▶ [EXERCISE]:
Answer the following questions using the passage on the Low-Wage Workers' Health Project.
(a) How many low-wage workers in Syracuse responded to the project's questions about their work?
(b) Which two organizations funded the project?
(c) What led the participants' comments on what they would change in their workplace?

▶ [PASSAGE FOR REVIEW]:
☆ ☆ ☆ ☆ ☆

The project itself is serving as the springboard for more initiatives that will lead to a better understanding of the needs and risks of low-wage workers. Outcomes of these initiatives should stimulate social, legal and political changes needed to reduce risks to occupational health and improve the quality of work-life in Syracuse.
The Low-Wage Workers’ Health Project was led by Upstate’s CNY Occupational Health Clinical Centers (OHCC). It was funded by the Workforce Development Institute and OHCC.
Through the project, 275 low-wage workers in Syracuse responded to more than 100 questions about their work. Low-wage workers were defined in this project as working adults who could not make ends meet without the help of a government program to subsidize their basic household expenses.
Survey questions dealt with working conditions, including health and safety in the workplace, access to health care and workers’ compensation, wages and hours, work precarity and wage theft. The participants could also comment on what they would change in their workplace. Leading their comments were the need for respect and less discrimination in the workplace.
According to the project’s manager Jeanette M. Zoeckler, M.P.H., their answers pretty much reflected the national trend, showing that low-wage workers experience unstable and unpredictable work lives on many levels.
“Imagine working two or three jobs just to put food on the table, having no transportation other than buses to get to those jobs and no security that their job or the wages agreed upon will be available tomorrow,” says Jeanette Zoeckler, a public health project manager at OHCC. “Low-wage workers face these hardships and this uncertainty on a daily basis. They are so busy and so exhausted in trying to survive that they can’t fully engage in their community. It takes a toll on their mental and physical health, affects the health and safety of their families and, ultimately affects the quality of life in their communities.”
A large data set on low-wage workers in Syracuse was generated through this project. The data includes information on industries that employ low-wage workers, low-wage worker demographics, immigration patterns, and levels of education of low-wage workers.

☆ ☆ ☆ ☆ ☆

[Dataset entries]

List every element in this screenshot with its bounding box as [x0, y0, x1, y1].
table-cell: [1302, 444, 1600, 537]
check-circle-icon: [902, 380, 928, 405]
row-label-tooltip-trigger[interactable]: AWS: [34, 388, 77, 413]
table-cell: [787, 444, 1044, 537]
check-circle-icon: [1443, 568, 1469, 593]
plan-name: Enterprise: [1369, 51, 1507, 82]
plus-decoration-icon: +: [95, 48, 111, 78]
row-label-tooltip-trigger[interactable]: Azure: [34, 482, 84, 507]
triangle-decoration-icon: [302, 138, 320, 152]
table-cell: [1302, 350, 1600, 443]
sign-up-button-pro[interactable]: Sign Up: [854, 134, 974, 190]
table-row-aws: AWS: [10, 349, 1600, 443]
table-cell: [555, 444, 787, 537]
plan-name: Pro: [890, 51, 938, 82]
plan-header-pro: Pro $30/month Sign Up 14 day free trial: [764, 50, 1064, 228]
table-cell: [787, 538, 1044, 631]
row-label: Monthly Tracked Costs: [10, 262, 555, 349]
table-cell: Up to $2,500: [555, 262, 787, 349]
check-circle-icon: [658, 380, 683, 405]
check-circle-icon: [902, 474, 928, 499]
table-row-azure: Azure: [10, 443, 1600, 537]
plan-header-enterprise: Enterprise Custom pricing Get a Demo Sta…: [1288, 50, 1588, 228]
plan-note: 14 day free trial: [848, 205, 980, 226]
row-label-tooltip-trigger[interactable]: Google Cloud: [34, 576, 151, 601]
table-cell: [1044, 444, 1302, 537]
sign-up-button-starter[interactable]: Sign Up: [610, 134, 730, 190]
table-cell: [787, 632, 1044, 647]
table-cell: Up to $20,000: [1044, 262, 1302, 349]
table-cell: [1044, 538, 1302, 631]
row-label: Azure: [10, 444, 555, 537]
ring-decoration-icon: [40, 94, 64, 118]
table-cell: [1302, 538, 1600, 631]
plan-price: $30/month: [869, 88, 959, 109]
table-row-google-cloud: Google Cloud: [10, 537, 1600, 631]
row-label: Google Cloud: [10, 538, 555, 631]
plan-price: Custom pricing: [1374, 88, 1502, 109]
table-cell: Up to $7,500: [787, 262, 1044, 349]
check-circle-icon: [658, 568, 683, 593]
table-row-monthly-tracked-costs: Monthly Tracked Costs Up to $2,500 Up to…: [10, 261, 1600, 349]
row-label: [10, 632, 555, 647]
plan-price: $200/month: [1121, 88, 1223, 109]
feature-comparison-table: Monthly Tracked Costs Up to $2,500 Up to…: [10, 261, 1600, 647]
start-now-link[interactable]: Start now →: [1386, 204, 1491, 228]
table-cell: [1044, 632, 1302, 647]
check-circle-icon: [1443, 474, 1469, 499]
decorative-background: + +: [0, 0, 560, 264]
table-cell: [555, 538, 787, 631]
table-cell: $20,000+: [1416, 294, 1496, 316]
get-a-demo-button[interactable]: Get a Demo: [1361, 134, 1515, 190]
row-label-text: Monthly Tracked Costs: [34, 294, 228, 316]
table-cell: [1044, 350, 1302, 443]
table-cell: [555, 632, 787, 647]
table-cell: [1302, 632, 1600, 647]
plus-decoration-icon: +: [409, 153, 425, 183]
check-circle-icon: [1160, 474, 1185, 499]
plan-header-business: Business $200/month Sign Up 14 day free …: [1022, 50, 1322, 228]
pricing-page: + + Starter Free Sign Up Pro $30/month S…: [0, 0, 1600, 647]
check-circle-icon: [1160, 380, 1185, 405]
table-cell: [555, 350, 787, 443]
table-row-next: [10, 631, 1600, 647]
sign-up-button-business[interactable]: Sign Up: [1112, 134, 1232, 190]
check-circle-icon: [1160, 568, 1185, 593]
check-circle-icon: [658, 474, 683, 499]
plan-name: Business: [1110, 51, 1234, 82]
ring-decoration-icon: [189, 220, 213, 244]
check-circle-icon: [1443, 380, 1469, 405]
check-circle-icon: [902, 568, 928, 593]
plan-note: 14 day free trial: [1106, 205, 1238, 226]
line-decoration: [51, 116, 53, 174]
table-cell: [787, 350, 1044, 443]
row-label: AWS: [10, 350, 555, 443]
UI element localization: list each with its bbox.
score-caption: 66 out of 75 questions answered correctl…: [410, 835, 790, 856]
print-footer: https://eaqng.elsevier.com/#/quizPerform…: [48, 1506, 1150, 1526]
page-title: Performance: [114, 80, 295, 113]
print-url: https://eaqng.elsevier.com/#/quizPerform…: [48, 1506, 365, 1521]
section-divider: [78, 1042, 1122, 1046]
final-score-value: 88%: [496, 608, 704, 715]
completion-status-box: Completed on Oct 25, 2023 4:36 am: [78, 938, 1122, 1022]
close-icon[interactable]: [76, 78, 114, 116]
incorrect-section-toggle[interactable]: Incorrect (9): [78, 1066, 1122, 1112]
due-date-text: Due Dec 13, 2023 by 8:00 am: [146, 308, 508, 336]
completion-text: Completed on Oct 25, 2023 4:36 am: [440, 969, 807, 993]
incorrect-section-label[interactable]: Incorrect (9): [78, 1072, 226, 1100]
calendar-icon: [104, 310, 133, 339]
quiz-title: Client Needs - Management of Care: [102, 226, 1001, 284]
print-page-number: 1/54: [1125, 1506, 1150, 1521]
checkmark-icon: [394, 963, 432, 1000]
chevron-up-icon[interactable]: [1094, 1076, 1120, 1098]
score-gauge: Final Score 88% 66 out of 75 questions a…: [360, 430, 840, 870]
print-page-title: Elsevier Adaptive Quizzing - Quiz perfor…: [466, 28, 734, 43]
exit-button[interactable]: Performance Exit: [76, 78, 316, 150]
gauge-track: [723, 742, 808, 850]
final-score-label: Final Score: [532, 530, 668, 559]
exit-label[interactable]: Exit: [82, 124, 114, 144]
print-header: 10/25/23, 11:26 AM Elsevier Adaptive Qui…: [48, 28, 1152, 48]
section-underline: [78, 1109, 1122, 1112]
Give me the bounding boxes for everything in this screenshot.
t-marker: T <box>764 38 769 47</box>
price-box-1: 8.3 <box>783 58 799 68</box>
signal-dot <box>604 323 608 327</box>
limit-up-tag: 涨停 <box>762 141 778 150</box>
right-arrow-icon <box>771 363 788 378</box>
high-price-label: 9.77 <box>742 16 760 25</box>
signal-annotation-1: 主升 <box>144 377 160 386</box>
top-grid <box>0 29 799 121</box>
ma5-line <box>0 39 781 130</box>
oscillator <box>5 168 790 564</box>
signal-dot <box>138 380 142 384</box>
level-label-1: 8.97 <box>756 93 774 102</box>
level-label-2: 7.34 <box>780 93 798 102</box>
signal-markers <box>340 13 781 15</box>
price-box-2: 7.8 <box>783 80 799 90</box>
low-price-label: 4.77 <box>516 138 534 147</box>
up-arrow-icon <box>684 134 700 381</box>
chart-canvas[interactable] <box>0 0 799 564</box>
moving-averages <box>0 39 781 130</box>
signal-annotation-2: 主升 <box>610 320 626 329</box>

☆ ☆ ☆ ☆ ☆

▶ [EXERCISE RESPONSE]:
(a) 275 low-wage workers responded.
(b) The Workforce Development Institute and OHCC funded the project.
(c) The need for respect and less discrimination in the workplace led their comments.